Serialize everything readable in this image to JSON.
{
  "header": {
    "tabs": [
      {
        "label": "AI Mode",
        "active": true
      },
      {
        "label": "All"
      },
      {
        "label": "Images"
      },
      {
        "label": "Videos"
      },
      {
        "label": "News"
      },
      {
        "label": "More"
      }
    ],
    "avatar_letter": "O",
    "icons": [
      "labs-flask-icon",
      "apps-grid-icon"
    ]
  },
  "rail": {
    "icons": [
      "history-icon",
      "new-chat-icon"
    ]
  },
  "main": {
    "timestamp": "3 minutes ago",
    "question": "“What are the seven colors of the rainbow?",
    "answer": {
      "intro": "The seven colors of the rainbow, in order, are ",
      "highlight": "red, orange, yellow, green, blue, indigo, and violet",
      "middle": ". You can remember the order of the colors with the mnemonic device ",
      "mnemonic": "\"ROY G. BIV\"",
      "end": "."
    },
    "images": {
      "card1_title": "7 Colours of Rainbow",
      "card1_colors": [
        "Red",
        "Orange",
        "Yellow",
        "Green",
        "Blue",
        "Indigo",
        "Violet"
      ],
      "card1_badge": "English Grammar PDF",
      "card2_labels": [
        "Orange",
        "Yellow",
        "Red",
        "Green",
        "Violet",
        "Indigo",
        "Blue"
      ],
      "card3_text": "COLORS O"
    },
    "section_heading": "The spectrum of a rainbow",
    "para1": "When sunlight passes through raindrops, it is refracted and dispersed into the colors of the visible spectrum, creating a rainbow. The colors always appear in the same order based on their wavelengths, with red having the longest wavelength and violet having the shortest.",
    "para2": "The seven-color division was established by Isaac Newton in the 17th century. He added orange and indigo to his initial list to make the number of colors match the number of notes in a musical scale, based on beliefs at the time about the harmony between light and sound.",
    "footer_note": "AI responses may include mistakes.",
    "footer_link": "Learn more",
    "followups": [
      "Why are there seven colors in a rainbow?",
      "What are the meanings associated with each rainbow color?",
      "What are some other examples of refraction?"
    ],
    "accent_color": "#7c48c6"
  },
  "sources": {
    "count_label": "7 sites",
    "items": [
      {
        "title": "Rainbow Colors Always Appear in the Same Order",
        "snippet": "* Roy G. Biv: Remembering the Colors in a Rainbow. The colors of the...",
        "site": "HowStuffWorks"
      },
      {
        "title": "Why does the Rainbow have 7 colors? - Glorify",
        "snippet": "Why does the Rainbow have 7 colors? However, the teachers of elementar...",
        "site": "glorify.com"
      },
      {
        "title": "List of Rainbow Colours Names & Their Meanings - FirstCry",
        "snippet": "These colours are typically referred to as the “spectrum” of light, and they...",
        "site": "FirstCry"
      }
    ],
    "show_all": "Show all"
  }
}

^^^^^^^^

▶ _Exercise goal_: Exactly reproduce every record.

▶ _Solution for this exercise_:
Serialize everything readable in this image to JSON.
{
  "header": {
    "tabs": [
      {
        "label": "AI Mode",
        "active": true
      },
      {
        "label": "All"
      },
      {
        "label": "Images"
      },
      {
        "label": "Videos"
      },
      {
        "label": "News"
      },
      {
        "label": "More"
      }
    ],
    "avatar_letter": "O",
    "icons": [
      "labs-flask-icon",
      "apps-grid-icon"
    ]
  },
  "rail": {
    "icons": [
      "history-icon",
      "new-chat-icon"
    ]
  },
  "main": {
    "timestamp": "3 minutes ago",
    "question": "“What are the seven colors of the rainbow?",
    "answer": {
      "intro": "The seven colors of the rainbow, in order, are ",
      "highlight": "red, orange, yellow, green, blue, indigo, and violet",
      "middle": ". You can remember the order of the colors with the mnemonic device ",
      "mnemonic": "\"ROY G. BIV\"",
      "end": "."
    },
    "images": {
      "card1_title": "7 Colours of Rainbow",
      "card1_colors": [
        "Red",
        "Orange",
        "Yellow",
        "Green",
        "Blue",
        "Indigo",
        "Violet"
      ],
      "card1_badge": "English Grammar PDF",
      "card2_labels": [
        "Orange",
        "Yellow",
        "Red",
        "Green",
        "Violet",
        "Indigo",
        "Blue"
      ],
      "card3_text": "COLORS O"
    },
    "section_heading": "The spectrum of a rainbow",
    "para1": "When sunlight passes through raindrops, it is refracted and dispersed into the colors of the visible spectrum, creating a rainbow. The colors always appear in the same order based on their wavelengths, with red having the longest wavelength and violet having the shortest.",
    "para2": "The seven-color division was established by Isaac Newton in the 17th century. He added orange and indigo to his initial list to make the number of colors match the number of notes in a musical scale, based on beliefs at the time about the harmony between light and sound.",
    "footer_note": "AI responses may include mistakes.",
    "footer_link": "Learn more",
    "followups": [
      "Why are there seven colors in a rainbow?",
      "What are the meanings associated with each rainbow color?",
      "What are some other examples of refraction?"
    ],
    "accent_color": "#7c48c6"
  },
  "sources": {
    "count_label": "7 sites",
    "items": [
      {
        "title": "Rainbow Colors Always Appear in the Same Order",
        "snippet": "* Roy G. Biv: Remembering the Colors in a Rainbow. The colors of the...",
        "site": "HowStuffWorks"
      },
      {
        "title": "Why does the Rainbow have 7 colors? - Glorify",
        "snippet": "Why does the Rainbow have 7 colors? However, the teachers of elementar...",
        "site": "glorify.com"
      },
      {
        "title": "List of Rainbow Colours Names & Their Meanings - FirstCry",
        "snippet": "These colours are typically referred to as the “spectrum” of light, and they...",
        "site": "FirstCry"
      }
    ],
    "show_all": "Show all"
  }
}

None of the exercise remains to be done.